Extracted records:
:::::
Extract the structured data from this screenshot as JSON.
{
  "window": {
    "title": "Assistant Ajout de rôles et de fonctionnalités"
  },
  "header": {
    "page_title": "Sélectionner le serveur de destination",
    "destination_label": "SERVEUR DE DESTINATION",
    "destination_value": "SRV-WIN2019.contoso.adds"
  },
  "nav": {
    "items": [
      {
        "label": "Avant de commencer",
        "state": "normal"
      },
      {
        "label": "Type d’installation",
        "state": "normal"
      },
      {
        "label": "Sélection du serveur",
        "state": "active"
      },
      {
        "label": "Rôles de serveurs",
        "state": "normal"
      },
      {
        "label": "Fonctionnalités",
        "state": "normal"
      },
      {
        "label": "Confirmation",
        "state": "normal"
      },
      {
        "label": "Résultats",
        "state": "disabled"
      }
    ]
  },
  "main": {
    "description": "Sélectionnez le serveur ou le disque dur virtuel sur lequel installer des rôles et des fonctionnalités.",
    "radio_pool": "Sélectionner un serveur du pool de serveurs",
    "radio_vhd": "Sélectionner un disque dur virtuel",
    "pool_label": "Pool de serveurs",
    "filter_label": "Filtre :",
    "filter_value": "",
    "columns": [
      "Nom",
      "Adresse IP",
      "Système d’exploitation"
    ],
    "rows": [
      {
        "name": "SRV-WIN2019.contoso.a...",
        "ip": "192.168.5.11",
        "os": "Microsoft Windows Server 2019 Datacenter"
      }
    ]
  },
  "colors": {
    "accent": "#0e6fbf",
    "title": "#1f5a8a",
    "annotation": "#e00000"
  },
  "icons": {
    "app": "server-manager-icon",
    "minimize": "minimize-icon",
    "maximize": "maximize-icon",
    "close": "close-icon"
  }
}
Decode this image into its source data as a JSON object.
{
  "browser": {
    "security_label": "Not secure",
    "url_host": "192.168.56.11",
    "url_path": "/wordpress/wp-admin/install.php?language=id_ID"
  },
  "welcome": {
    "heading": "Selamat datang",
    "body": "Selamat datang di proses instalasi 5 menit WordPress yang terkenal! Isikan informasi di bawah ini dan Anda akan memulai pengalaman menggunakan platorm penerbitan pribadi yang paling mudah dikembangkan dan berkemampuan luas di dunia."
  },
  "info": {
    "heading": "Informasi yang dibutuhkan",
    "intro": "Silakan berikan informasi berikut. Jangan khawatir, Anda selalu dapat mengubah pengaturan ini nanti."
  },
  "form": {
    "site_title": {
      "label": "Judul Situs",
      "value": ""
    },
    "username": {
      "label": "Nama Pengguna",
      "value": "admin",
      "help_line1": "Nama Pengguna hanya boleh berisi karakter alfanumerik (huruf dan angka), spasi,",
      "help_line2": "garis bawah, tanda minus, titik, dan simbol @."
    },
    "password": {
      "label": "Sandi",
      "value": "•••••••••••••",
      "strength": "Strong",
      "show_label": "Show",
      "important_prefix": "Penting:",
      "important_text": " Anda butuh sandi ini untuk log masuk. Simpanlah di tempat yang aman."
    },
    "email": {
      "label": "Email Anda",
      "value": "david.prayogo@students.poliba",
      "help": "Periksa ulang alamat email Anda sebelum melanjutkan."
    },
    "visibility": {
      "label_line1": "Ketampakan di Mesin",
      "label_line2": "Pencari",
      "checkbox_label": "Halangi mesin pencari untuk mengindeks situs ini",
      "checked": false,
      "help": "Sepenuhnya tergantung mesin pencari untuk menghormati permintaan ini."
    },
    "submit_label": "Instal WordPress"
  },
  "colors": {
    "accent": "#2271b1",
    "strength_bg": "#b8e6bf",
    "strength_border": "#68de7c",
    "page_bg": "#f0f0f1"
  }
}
:::::
Give the count of lines containing "Selamat", with no added text.

2